Records excerpted from a collection
========================================================================
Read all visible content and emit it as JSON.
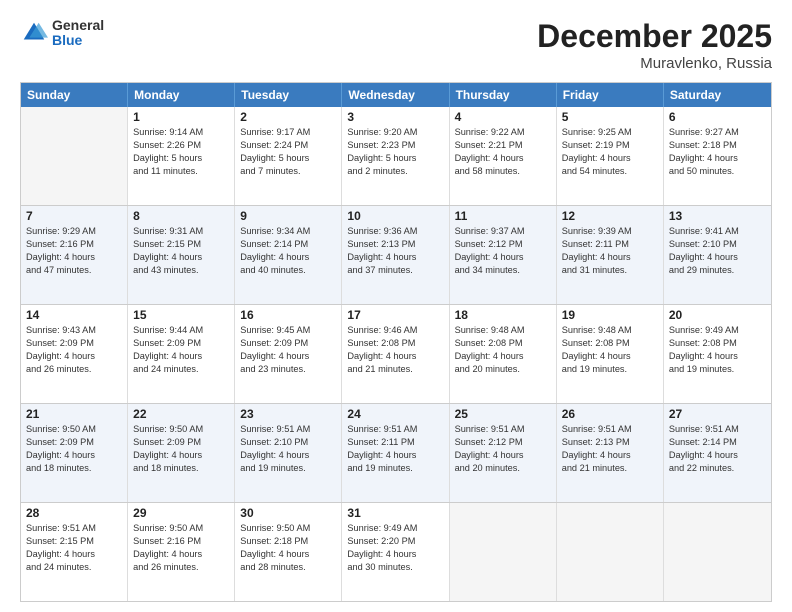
{
  "logo": {
    "general": "General",
    "blue": "Blue"
  },
  "title": {
    "month": "December 2025",
    "location": "Muravlenko, Russia"
  },
  "header_days": [
    "Sunday",
    "Monday",
    "Tuesday",
    "Wednesday",
    "Thursday",
    "Friday",
    "Saturday"
  ],
  "rows": [
    [
      {
        "day": "",
        "lines": [],
        "empty": true
      },
      {
        "day": "1",
        "lines": [
          "Sunrise: 9:14 AM",
          "Sunset: 2:26 PM",
          "Daylight: 5 hours",
          "and 11 minutes."
        ]
      },
      {
        "day": "2",
        "lines": [
          "Sunrise: 9:17 AM",
          "Sunset: 2:24 PM",
          "Daylight: 5 hours",
          "and 7 minutes."
        ]
      },
      {
        "day": "3",
        "lines": [
          "Sunrise: 9:20 AM",
          "Sunset: 2:23 PM",
          "Daylight: 5 hours",
          "and 2 minutes."
        ]
      },
      {
        "day": "4",
        "lines": [
          "Sunrise: 9:22 AM",
          "Sunset: 2:21 PM",
          "Daylight: 4 hours",
          "and 58 minutes."
        ]
      },
      {
        "day": "5",
        "lines": [
          "Sunrise: 9:25 AM",
          "Sunset: 2:19 PM",
          "Daylight: 4 hours",
          "and 54 minutes."
        ]
      },
      {
        "day": "6",
        "lines": [
          "Sunrise: 9:27 AM",
          "Sunset: 2:18 PM",
          "Daylight: 4 hours",
          "and 50 minutes."
        ]
      }
    ],
    [
      {
        "day": "7",
        "lines": [
          "Sunrise: 9:29 AM",
          "Sunset: 2:16 PM",
          "Daylight: 4 hours",
          "and 47 minutes."
        ]
      },
      {
        "day": "8",
        "lines": [
          "Sunrise: 9:31 AM",
          "Sunset: 2:15 PM",
          "Daylight: 4 hours",
          "and 43 minutes."
        ]
      },
      {
        "day": "9",
        "lines": [
          "Sunrise: 9:34 AM",
          "Sunset: 2:14 PM",
          "Daylight: 4 hours",
          "and 40 minutes."
        ]
      },
      {
        "day": "10",
        "lines": [
          "Sunrise: 9:36 AM",
          "Sunset: 2:13 PM",
          "Daylight: 4 hours",
          "and 37 minutes."
        ]
      },
      {
        "day": "11",
        "lines": [
          "Sunrise: 9:37 AM",
          "Sunset: 2:12 PM",
          "Daylight: 4 hours",
          "and 34 minutes."
        ]
      },
      {
        "day": "12",
        "lines": [
          "Sunrise: 9:39 AM",
          "Sunset: 2:11 PM",
          "Daylight: 4 hours",
          "and 31 minutes."
        ]
      },
      {
        "day": "13",
        "lines": [
          "Sunrise: 9:41 AM",
          "Sunset: 2:10 PM",
          "Daylight: 4 hours",
          "and 29 minutes."
        ]
      }
    ],
    [
      {
        "day": "14",
        "lines": [
          "Sunrise: 9:43 AM",
          "Sunset: 2:09 PM",
          "Daylight: 4 hours",
          "and 26 minutes."
        ]
      },
      {
        "day": "15",
        "lines": [
          "Sunrise: 9:44 AM",
          "Sunset: 2:09 PM",
          "Daylight: 4 hours",
          "and 24 minutes."
        ]
      },
      {
        "day": "16",
        "lines": [
          "Sunrise: 9:45 AM",
          "Sunset: 2:09 PM",
          "Daylight: 4 hours",
          "and 23 minutes."
        ]
      },
      {
        "day": "17",
        "lines": [
          "Sunrise: 9:46 AM",
          "Sunset: 2:08 PM",
          "Daylight: 4 hours",
          "and 21 minutes."
        ]
      },
      {
        "day": "18",
        "lines": [
          "Sunrise: 9:48 AM",
          "Sunset: 2:08 PM",
          "Daylight: 4 hours",
          "and 20 minutes."
        ]
      },
      {
        "day": "19",
        "lines": [
          "Sunrise: 9:48 AM",
          "Sunset: 2:08 PM",
          "Daylight: 4 hours",
          "and 19 minutes."
        ]
      },
      {
        "day": "20",
        "lines": [
          "Sunrise: 9:49 AM",
          "Sunset: 2:08 PM",
          "Daylight: 4 hours",
          "and 19 minutes."
        ]
      }
    ],
    [
      {
        "day": "21",
        "lines": [
          "Sunrise: 9:50 AM",
          "Sunset: 2:09 PM",
          "Daylight: 4 hours",
          "and 18 minutes."
        ]
      },
      {
        "day": "22",
        "lines": [
          "Sunrise: 9:50 AM",
          "Sunset: 2:09 PM",
          "Daylight: 4 hours",
          "and 18 minutes."
        ]
      },
      {
        "day": "23",
        "lines": [
          "Sunrise: 9:51 AM",
          "Sunset: 2:10 PM",
          "Daylight: 4 hours",
          "and 19 minutes."
        ]
      },
      {
        "day": "24",
        "lines": [
          "Sunrise: 9:51 AM",
          "Sunset: 2:11 PM",
          "Daylight: 4 hours",
          "and 19 minutes."
        ]
      },
      {
        "day": "25",
        "lines": [
          "Sunrise: 9:51 AM",
          "Sunset: 2:12 PM",
          "Daylight: 4 hours",
          "and 20 minutes."
        ]
      },
      {
        "day": "26",
        "lines": [
          "Sunrise: 9:51 AM",
          "Sunset: 2:13 PM",
          "Daylight: 4 hours",
          "and 21 minutes."
        ]
      },
      {
        "day": "27",
        "lines": [
          "Sunrise: 9:51 AM",
          "Sunset: 2:14 PM",
          "Daylight: 4 hours",
          "and 22 minutes."
        ]
      }
    ],
    [
      {
        "day": "28",
        "lines": [
          "Sunrise: 9:51 AM",
          "Sunset: 2:15 PM",
          "Daylight: 4 hours",
          "and 24 minutes."
        ]
      },
      {
        "day": "29",
        "lines": [
          "Sunrise: 9:50 AM",
          "Sunset: 2:16 PM",
          "Daylight: 4 hours",
          "and 26 minutes."
        ]
      },
      {
        "day": "30",
        "lines": [
          "Sunrise: 9:50 AM",
          "Sunset: 2:18 PM",
          "Daylight: 4 hours",
          "and 28 minutes."
        ]
      },
      {
        "day": "31",
        "lines": [
          "Sunrise: 9:49 AM",
          "Sunset: 2:20 PM",
          "Daylight: 4 hours",
          "and 30 minutes."
        ]
      },
      {
        "day": "",
        "lines": [],
        "empty": true
      },
      {
        "day": "",
        "lines": [],
        "empty": true
      },
      {
        "day": "",
        "lines": [],
        "empty": true
      }
    ]
  ]
}
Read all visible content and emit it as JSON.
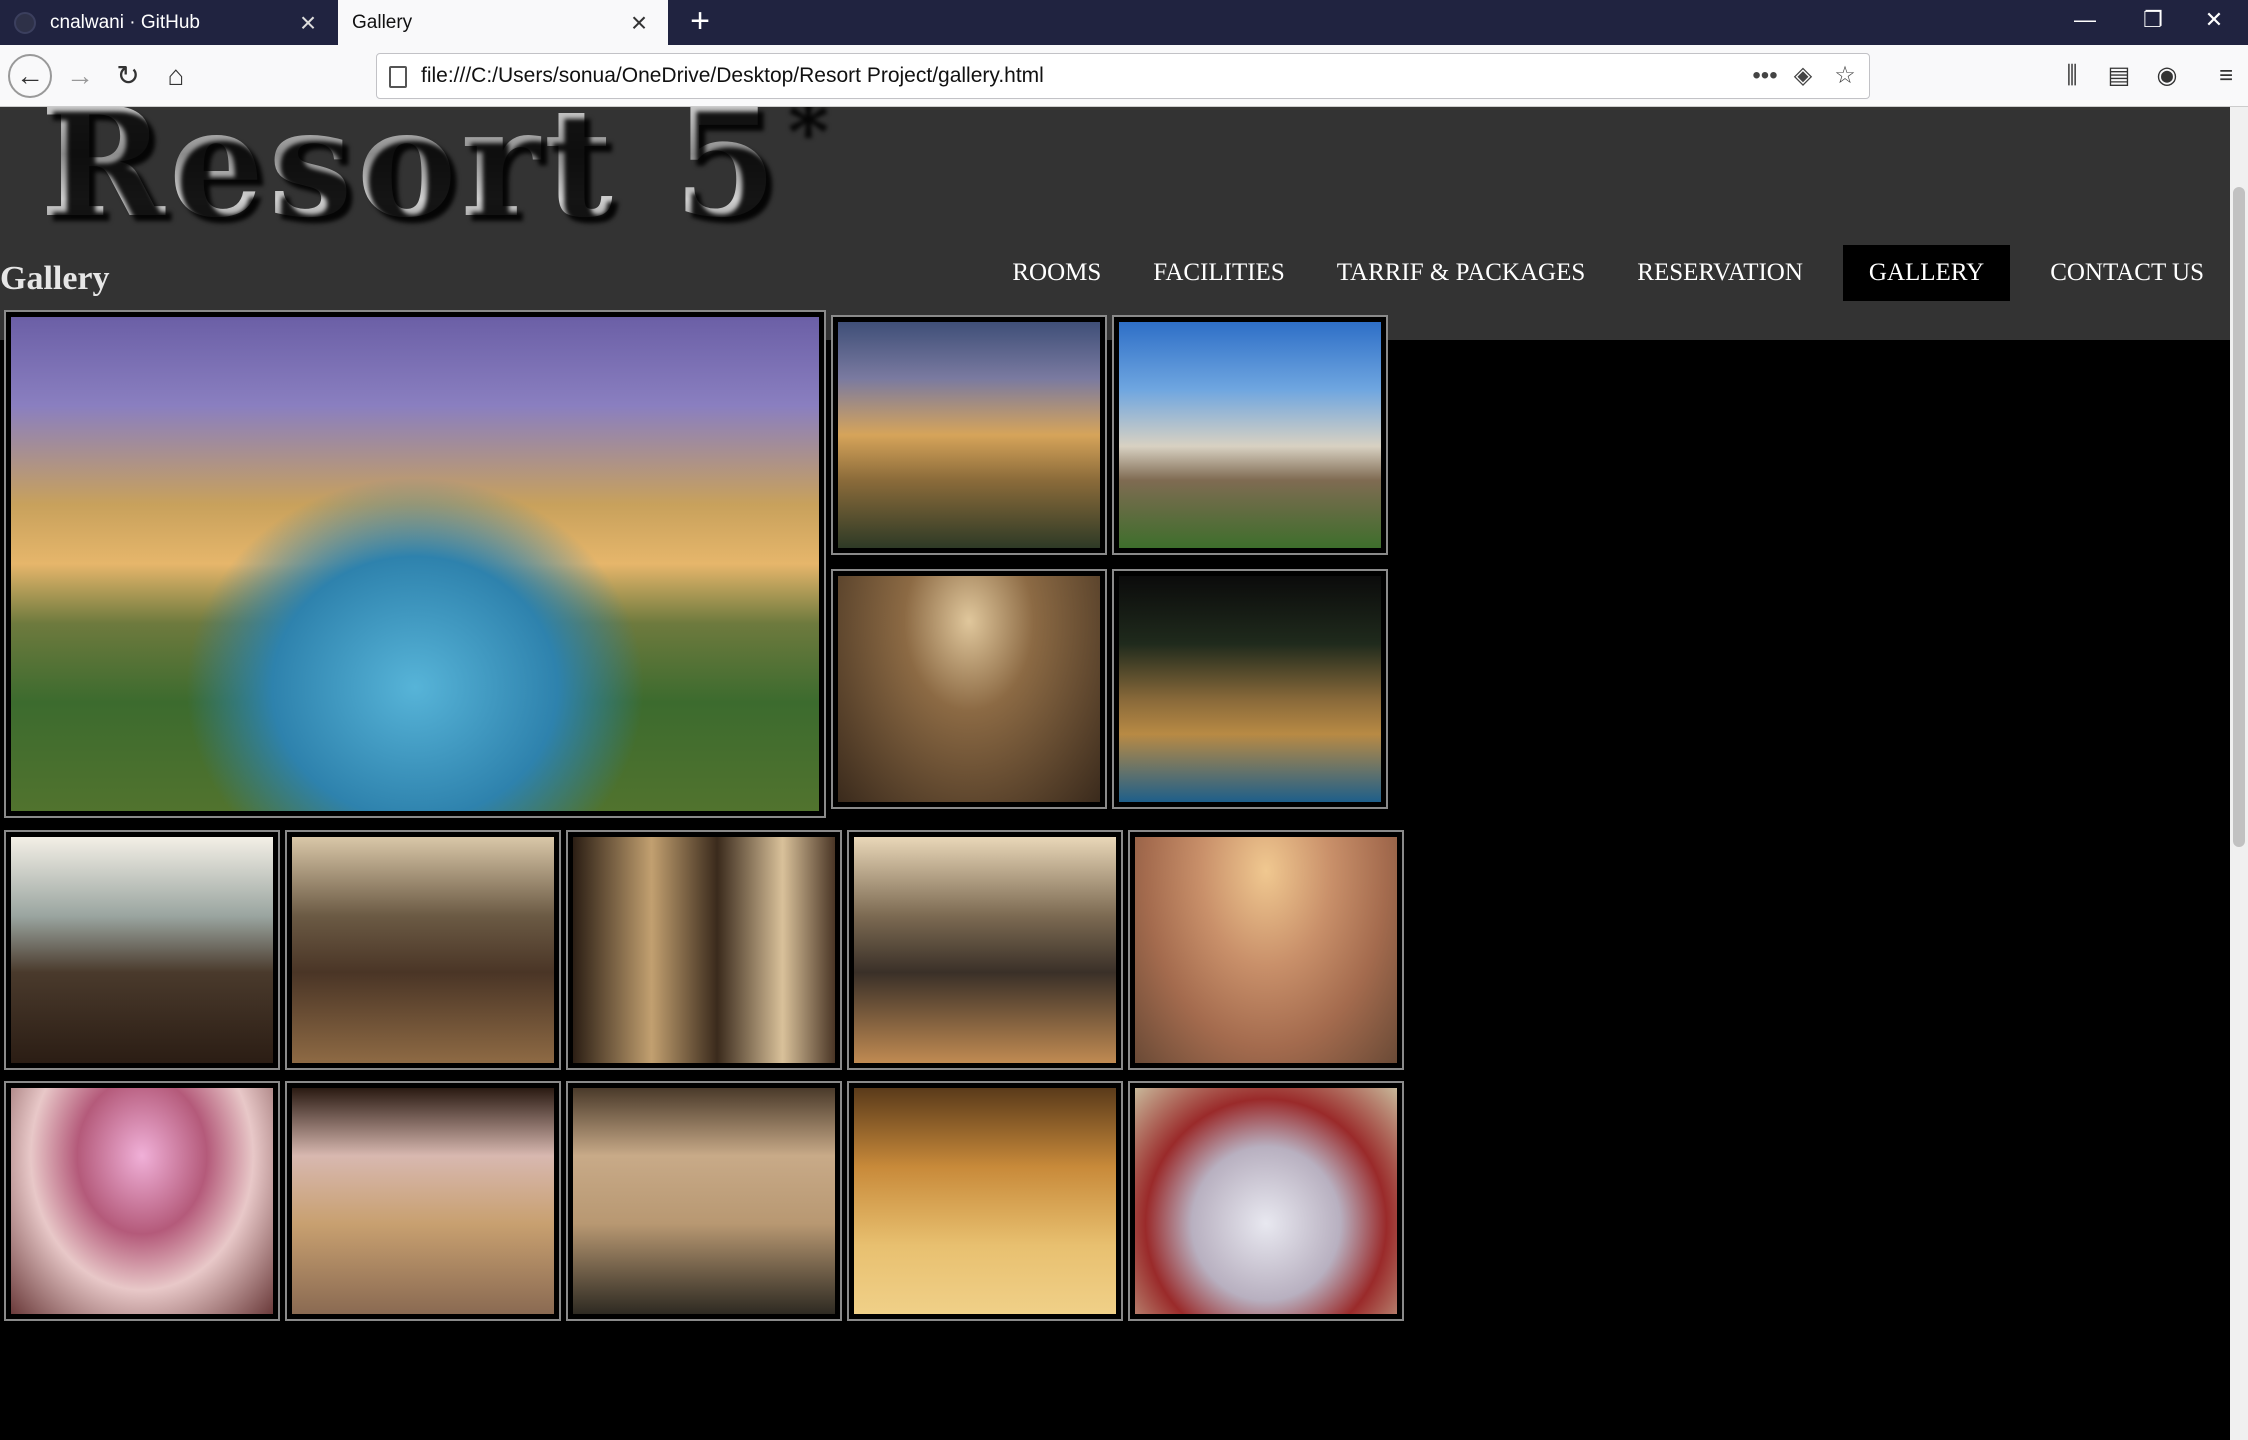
========================================================================
- Exercise aim -
Repeat the records above exactly, omitting every picture.

- Answer to this problem -
Read all visible content and emit it as JSON.
{
  "logo": {
    "general": "General",
    "blue": "Blue"
  },
  "title": {
    "month": "December 2025",
    "location": "Muravlenko, Russia"
  },
  "header_days": [
    "Sunday",
    "Monday",
    "Tuesday",
    "Wednesday",
    "Thursday",
    "Friday",
    "Saturday"
  ],
  "rows": [
    [
      {
        "day": "",
        "lines": [],
        "empty": true
      },
      {
        "day": "1",
        "lines": [
          "Sunrise: 9:14 AM",
          "Sunset: 2:26 PM",
          "Daylight: 5 hours",
          "and 11 minutes."
        ]
      },
      {
        "day": "2",
        "lines": [
          "Sunrise: 9:17 AM",
          "Sunset: 2:24 PM",
          "Daylight: 5 hours",
          "and 7 minutes."
        ]
      },
      {
        "day": "3",
        "lines": [
          "Sunrise: 9:20 AM",
          "Sunset: 2:23 PM",
          "Daylight: 5 hours",
          "and 2 minutes."
        ]
      },
      {
        "day": "4",
        "lines": [
          "Sunrise: 9:22 AM",
          "Sunset: 2:21 PM",
          "Daylight: 4 hours",
          "and 58 minutes."
        ]
      },
      {
        "day": "5",
        "lines": [
          "Sunrise: 9:25 AM",
          "Sunset: 2:19 PM",
          "Daylight: 4 hours",
          "and 54 minutes."
        ]
      },
      {
        "day": "6",
        "lines": [
          "Sunrise: 9:27 AM",
          "Sunset: 2:18 PM",
          "Daylight: 4 hours",
          "and 50 minutes."
        ]
      }
    ],
    [
      {
        "day": "7",
        "lines": [
          "Sunrise: 9:29 AM",
          "Sunset: 2:16 PM",
          "Daylight: 4 hours",
          "and 47 minutes."
        ]
      },
      {
        "day": "8",
        "lines": [
          "Sunrise: 9:31 AM",
          "Sunset: 2:15 PM",
          "Daylight: 4 hours",
          "and 43 minutes."
        ]
      },
      {
        "day": "9",
        "lines": [
          "Sunrise: 9:34 AM",
          "Sunset: 2:14 PM",
          "Daylight: 4 hours",
          "and 40 minutes."
        ]
      },
      {
        "day": "10",
        "lines": [
          "Sunrise: 9:36 AM",
          "Sunset: 2:13 PM",
          "Daylight: 4 hours",
          "and 37 minutes."
        ]
      },
      {
        "day": "11",
        "lines": [
          "Sunrise: 9:37 AM",
          "Sunset: 2:12 PM",
          "Daylight: 4 hours",
          "and 34 minutes."
        ]
      },
      {
        "day": "12",
        "lines": [
          "Sunrise: 9:39 AM",
          "Sunset: 2:11 PM",
          "Daylight: 4 hours",
          "and 31 minutes."
        ]
      },
      {
        "day": "13",
        "lines": [
          "Sunrise: 9:41 AM",
          "Sunset: 2:10 PM",
          "Daylight: 4 hours",
          "and 29 minutes."
        ]
      }
    ],
    [
      {
        "day": "14",
        "lines": [
          "Sunrise: 9:43 AM",
          "Sunset: 2:09 PM",
          "Daylight: 4 hours",
          "and 26 minutes."
        ]
      },
      {
        "day": "15",
        "lines": [
          "Sunrise: 9:44 AM",
          "Sunset: 2:09 PM",
          "Daylight: 4 hours",
          "and 24 minutes."
        ]
      },
      {
        "day": "16",
        "lines": [
          "Sunrise: 9:45 AM",
          "Sunset: 2:09 PM",
          "Daylight: 4 hours",
          "and 23 minutes."
        ]
      },
      {
        "day": "17",
        "lines": [
          "Sunrise: 9:46 AM",
          "Sunset: 2:08 PM",
          "Daylight: 4 hours",
          "and 21 minutes."
        ]
      },
      {
        "day": "18",
        "lines": [
          "Sunrise: 9:48 AM",
          "Sunset: 2:08 PM",
          "Daylight: 4 hours",
          "and 20 minutes."
        ]
      },
      {
        "day": "19",
        "lines": [
          "Sunrise: 9:48 AM",
          "Sunset: 2:08 PM",
          "Daylight: 4 hours",
          "and 19 minutes."
        ]
      },
      {
        "day": "20",
        "lines": [
          "Sunrise: 9:49 AM",
          "Sunset: 2:08 PM",
          "Daylight: 4 hours",
          "and 19 minutes."
        ]
      }
    ],
    [
      {
        "day": "21",
        "lines": [
          "Sunrise: 9:50 AM",
          "Sunset: 2:09 PM",
          "Daylight: 4 hours",
          "and 18 minutes."
        ]
      },
      {
        "day": "22",
        "lines": [
          "Sunrise: 9:50 AM",
          "Sunset: 2:09 PM",
          "Daylight: 4 hours",
          "and 18 minutes."
        ]
      },
      {
        "day": "23",
        "lines": [
          "Sunrise: 9:51 AM",
          "Sunset: 2:10 PM",
          "Daylight: 4 hours",
          "and 19 minutes."
        ]
      },
      {
        "day": "24",
        "lines": [
          "Sunrise: 9:51 AM",
          "Sunset: 2:11 PM",
          "Daylight: 4 hours",
          "and 19 minutes."
        ]
      },
      {
        "day": "25",
        "lines": [
          "Sunrise: 9:51 AM",
          "Sunset: 2:12 PM",
          "Daylight: 4 hours",
          "and 20 minutes."
        ]
      },
      {
        "day": "26",
        "lines": [
          "Sunrise: 9:51 AM",
          "Sunset: 2:13 PM",
          "Daylight: 4 hours",
          "and 21 minutes."
        ]
      },
      {
        "day": "27",
        "lines": [
          "Sunrise: 9:51 AM",
          "Sunset: 2:14 PM",
          "Daylight: 4 hours",
          "and 22 minutes."
        ]
      }
    ],
    [
      {
        "day": "28",
        "lines": [
          "Sunrise: 9:51 AM",
          "Sunset: 2:15 PM",
          "Daylight: 4 hours",
          "and 24 minutes."
        ]
      },
      {
        "day": "29",
        "lines": [
          "Sunrise: 9:50 AM",
          "Sunset: 2:16 PM",
          "Daylight: 4 hours",
          "and 26 minutes."
        ]
      },
      {
        "day": "30",
        "lines": [
          "Sunrise: 9:50 AM",
          "Sunset: 2:18 PM",
          "Daylight: 4 hours",
          "and 28 minutes."
        ]
      },
      {
        "day": "31",
        "lines": [
          "Sunrise: 9:49 AM",
          "Sunset: 2:20 PM",
          "Daylight: 4 hours",
          "and 30 minutes."
        ]
      },
      {
        "day": "",
        "lines": [],
        "empty": true
      },
      {
        "day": "",
        "lines": [],
        "empty": true
      },
      {
        "day": "",
        "lines": [],
        "empty": true
      }
    ]
  ]
}
Read all visible content and emit it as JSON.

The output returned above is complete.